* _Task to carry out_
How many lines of these entries hold the string "Pixologic"? Reply with the number alone.

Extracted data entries
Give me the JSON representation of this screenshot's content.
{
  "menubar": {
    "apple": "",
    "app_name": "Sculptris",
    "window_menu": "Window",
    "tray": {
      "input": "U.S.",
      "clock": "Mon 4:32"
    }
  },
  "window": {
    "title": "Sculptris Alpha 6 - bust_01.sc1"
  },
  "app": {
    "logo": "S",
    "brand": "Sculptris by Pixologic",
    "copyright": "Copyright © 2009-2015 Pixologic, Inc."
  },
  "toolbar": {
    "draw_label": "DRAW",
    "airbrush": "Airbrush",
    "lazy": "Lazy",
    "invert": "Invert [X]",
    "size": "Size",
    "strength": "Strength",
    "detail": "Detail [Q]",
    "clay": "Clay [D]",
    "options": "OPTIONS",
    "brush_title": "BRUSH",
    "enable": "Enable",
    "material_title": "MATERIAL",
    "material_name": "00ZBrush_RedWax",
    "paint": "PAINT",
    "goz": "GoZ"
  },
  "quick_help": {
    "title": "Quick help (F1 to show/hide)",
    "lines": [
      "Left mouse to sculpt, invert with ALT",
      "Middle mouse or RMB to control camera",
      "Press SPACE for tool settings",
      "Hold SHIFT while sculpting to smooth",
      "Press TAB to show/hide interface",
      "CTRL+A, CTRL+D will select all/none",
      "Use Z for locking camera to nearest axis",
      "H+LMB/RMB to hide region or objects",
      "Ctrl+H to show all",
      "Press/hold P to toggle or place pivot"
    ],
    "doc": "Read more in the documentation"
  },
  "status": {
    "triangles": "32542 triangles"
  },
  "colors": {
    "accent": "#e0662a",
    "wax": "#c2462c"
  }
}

* _Output_
2